Objective: Examine the material below and count the lines that hold the word "period". Report only the number.

[Dataset items]
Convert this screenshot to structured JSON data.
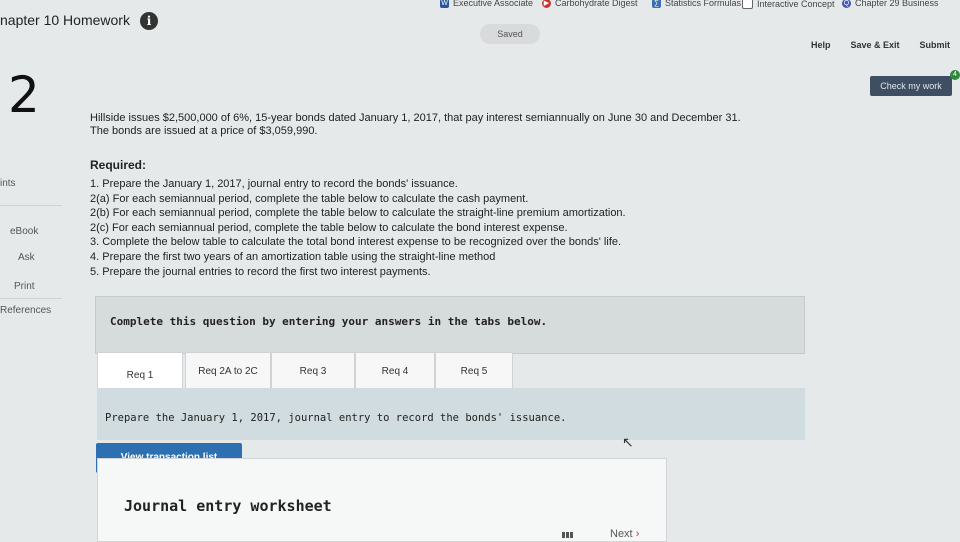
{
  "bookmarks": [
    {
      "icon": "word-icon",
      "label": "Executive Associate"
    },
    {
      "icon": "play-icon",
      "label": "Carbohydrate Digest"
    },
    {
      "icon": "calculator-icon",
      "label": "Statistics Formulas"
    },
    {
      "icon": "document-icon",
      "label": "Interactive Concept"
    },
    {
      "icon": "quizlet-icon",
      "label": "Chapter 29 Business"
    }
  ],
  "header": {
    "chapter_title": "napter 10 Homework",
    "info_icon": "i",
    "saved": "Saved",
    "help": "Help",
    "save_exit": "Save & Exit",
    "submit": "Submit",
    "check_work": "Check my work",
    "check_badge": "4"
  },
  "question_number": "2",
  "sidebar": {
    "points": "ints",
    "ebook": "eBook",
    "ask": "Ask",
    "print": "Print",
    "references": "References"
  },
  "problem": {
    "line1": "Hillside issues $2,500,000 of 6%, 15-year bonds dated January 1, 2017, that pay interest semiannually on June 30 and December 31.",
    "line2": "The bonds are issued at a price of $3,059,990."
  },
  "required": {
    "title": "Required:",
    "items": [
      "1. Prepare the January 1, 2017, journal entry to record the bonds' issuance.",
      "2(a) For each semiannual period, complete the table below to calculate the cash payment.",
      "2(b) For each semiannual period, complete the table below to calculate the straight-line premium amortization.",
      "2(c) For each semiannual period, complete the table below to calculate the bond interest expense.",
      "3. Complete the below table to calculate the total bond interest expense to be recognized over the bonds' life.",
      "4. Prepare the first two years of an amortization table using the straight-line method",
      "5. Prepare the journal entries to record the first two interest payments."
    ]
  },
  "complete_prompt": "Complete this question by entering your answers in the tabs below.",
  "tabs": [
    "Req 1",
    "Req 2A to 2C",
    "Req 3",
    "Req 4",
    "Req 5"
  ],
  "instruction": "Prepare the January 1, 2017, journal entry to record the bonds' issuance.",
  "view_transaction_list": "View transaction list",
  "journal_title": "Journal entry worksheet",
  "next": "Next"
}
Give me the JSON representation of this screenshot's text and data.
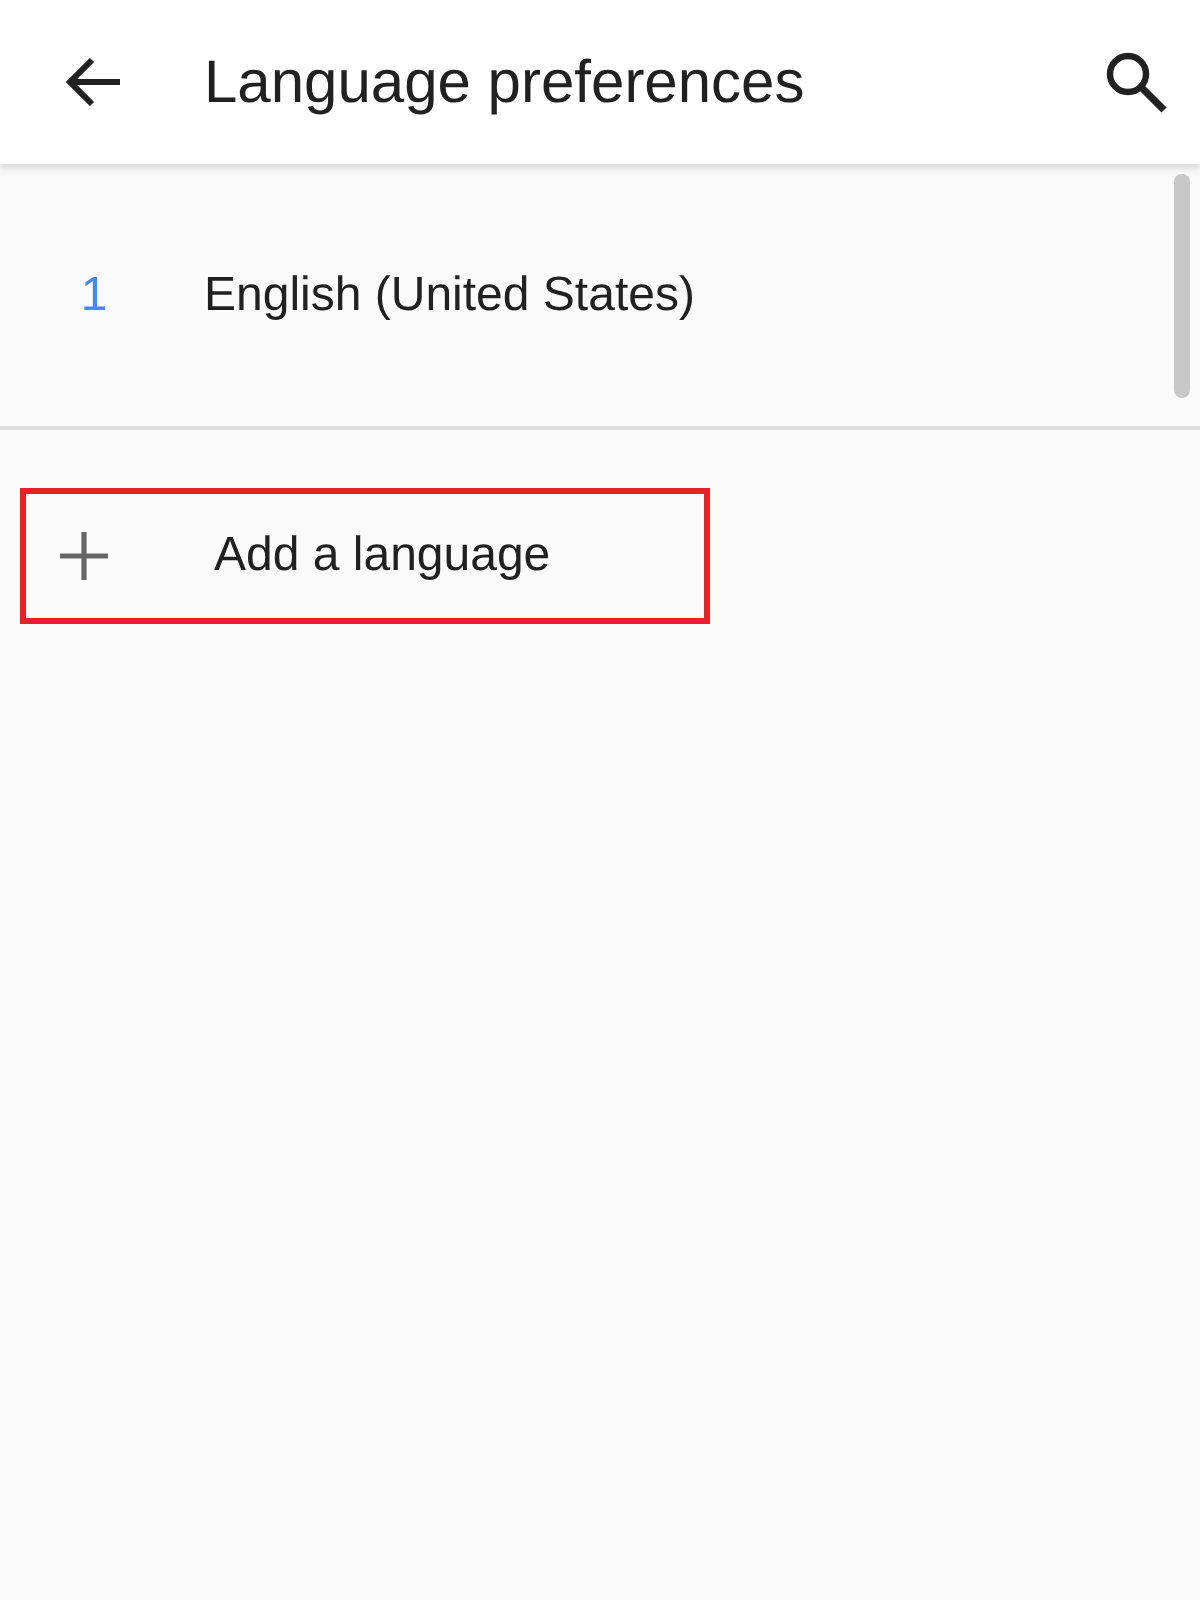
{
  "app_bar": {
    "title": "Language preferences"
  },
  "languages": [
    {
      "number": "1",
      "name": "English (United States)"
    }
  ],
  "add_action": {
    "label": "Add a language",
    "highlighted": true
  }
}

* * *

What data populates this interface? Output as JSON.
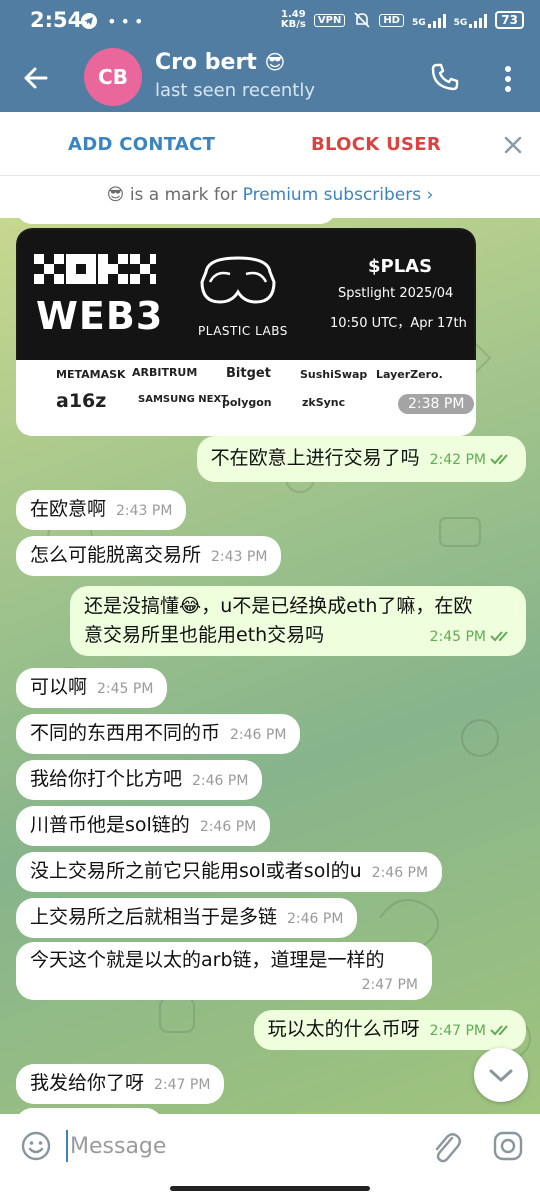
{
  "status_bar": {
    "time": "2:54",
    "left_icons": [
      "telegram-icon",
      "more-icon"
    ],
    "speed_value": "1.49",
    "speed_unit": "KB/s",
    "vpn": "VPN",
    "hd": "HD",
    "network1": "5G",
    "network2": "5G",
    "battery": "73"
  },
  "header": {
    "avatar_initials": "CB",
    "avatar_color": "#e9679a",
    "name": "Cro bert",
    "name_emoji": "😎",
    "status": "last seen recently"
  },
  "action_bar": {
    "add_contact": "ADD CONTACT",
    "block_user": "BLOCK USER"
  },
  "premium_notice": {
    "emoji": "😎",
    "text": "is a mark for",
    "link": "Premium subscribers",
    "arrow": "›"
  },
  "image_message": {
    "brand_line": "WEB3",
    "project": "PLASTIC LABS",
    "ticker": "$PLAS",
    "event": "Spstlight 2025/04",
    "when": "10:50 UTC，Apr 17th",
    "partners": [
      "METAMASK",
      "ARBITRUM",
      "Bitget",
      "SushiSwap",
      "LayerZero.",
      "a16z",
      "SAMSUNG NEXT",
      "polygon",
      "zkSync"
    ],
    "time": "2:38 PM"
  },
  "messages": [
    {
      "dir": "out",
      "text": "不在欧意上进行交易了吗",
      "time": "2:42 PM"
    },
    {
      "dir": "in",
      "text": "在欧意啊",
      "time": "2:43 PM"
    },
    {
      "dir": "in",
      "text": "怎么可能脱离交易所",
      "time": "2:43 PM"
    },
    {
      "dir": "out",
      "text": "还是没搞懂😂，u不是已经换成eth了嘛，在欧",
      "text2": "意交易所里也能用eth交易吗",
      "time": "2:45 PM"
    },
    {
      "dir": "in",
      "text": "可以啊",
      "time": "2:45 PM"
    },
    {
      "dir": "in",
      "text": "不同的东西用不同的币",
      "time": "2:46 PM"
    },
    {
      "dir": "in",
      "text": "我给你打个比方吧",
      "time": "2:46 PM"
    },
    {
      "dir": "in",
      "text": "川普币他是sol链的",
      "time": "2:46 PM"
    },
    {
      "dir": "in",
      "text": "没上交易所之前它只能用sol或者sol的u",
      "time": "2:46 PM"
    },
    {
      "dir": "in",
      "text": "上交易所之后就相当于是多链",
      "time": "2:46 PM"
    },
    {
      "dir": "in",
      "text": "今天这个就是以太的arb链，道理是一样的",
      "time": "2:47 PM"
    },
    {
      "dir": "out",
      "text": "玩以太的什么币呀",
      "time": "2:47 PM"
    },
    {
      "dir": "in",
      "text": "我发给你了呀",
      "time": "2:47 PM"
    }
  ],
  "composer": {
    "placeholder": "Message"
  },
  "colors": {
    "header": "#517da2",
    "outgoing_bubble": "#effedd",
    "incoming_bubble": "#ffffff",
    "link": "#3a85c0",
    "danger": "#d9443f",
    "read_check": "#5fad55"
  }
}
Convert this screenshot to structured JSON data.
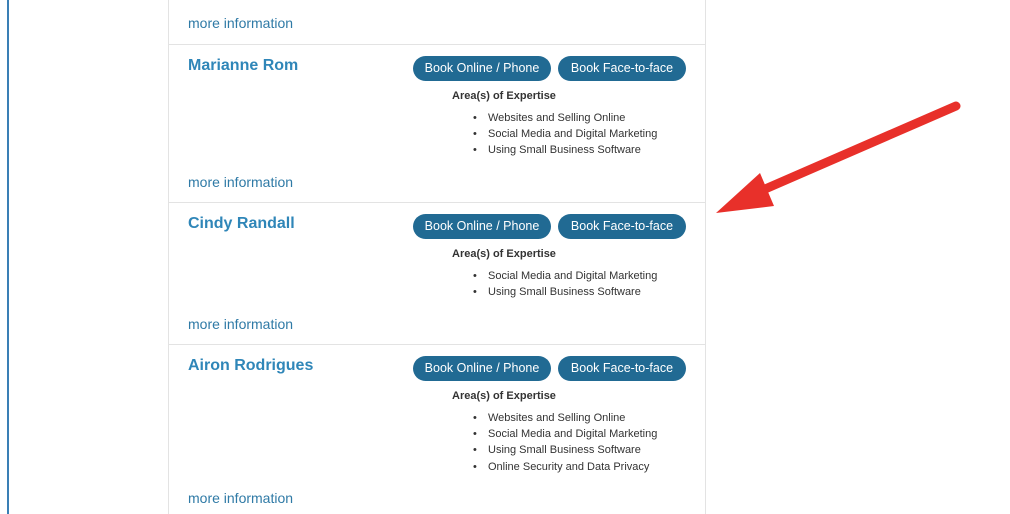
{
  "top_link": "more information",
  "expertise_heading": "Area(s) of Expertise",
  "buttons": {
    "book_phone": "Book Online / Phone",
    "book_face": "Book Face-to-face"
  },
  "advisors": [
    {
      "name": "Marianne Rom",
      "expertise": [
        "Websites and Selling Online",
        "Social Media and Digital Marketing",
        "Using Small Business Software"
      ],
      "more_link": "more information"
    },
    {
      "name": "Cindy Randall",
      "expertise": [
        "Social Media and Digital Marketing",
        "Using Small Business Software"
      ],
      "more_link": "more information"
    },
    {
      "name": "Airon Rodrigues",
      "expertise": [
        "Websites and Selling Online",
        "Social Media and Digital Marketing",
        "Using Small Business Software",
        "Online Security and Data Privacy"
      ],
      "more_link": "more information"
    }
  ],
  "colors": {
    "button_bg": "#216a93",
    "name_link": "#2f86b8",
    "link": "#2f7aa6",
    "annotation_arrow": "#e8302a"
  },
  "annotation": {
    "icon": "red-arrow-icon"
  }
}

* * *

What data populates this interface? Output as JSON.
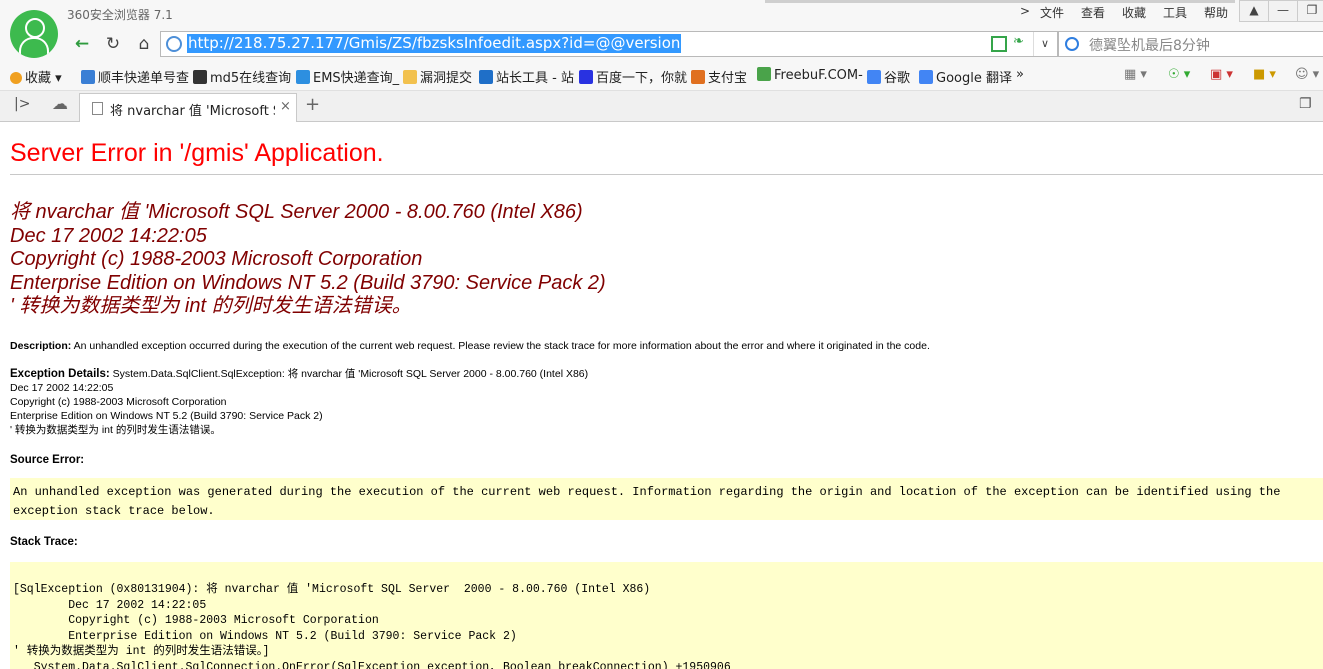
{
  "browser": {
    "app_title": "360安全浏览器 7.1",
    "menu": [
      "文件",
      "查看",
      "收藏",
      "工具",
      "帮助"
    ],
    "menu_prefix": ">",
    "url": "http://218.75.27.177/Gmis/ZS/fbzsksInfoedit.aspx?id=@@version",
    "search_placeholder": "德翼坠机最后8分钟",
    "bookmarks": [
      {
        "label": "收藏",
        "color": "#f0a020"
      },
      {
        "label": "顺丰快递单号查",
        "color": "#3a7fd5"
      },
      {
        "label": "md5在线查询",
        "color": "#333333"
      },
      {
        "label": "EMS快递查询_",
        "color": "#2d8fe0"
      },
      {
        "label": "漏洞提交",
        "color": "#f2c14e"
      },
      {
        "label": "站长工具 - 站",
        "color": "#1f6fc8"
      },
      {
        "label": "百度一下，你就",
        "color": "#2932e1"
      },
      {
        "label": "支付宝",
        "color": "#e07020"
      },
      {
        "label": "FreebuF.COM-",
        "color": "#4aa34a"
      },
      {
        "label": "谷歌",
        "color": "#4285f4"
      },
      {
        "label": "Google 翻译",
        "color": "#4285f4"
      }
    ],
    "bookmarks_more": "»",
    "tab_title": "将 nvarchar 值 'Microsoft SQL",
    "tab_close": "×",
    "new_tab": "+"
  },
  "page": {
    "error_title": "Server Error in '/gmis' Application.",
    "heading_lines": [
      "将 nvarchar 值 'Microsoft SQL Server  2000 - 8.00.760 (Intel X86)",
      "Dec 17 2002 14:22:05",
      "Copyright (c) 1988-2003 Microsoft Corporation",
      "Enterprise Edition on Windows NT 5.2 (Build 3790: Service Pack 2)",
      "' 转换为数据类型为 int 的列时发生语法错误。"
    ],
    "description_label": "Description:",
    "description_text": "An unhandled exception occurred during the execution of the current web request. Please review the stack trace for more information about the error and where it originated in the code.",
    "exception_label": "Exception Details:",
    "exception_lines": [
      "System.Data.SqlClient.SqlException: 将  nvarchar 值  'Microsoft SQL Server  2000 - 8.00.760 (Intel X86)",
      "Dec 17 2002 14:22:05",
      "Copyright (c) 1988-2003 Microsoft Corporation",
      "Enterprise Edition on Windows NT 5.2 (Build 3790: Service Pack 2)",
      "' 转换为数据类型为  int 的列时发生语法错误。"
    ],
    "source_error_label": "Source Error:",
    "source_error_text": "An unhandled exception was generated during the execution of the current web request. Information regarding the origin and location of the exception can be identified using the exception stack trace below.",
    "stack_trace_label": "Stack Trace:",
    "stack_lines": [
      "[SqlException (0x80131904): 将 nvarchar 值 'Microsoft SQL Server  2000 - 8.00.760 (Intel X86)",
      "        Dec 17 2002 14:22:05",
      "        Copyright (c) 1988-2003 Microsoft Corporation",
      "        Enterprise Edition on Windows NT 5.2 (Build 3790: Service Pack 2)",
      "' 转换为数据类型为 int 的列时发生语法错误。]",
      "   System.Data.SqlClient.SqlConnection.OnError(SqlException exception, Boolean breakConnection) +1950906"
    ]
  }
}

Output for this task: 3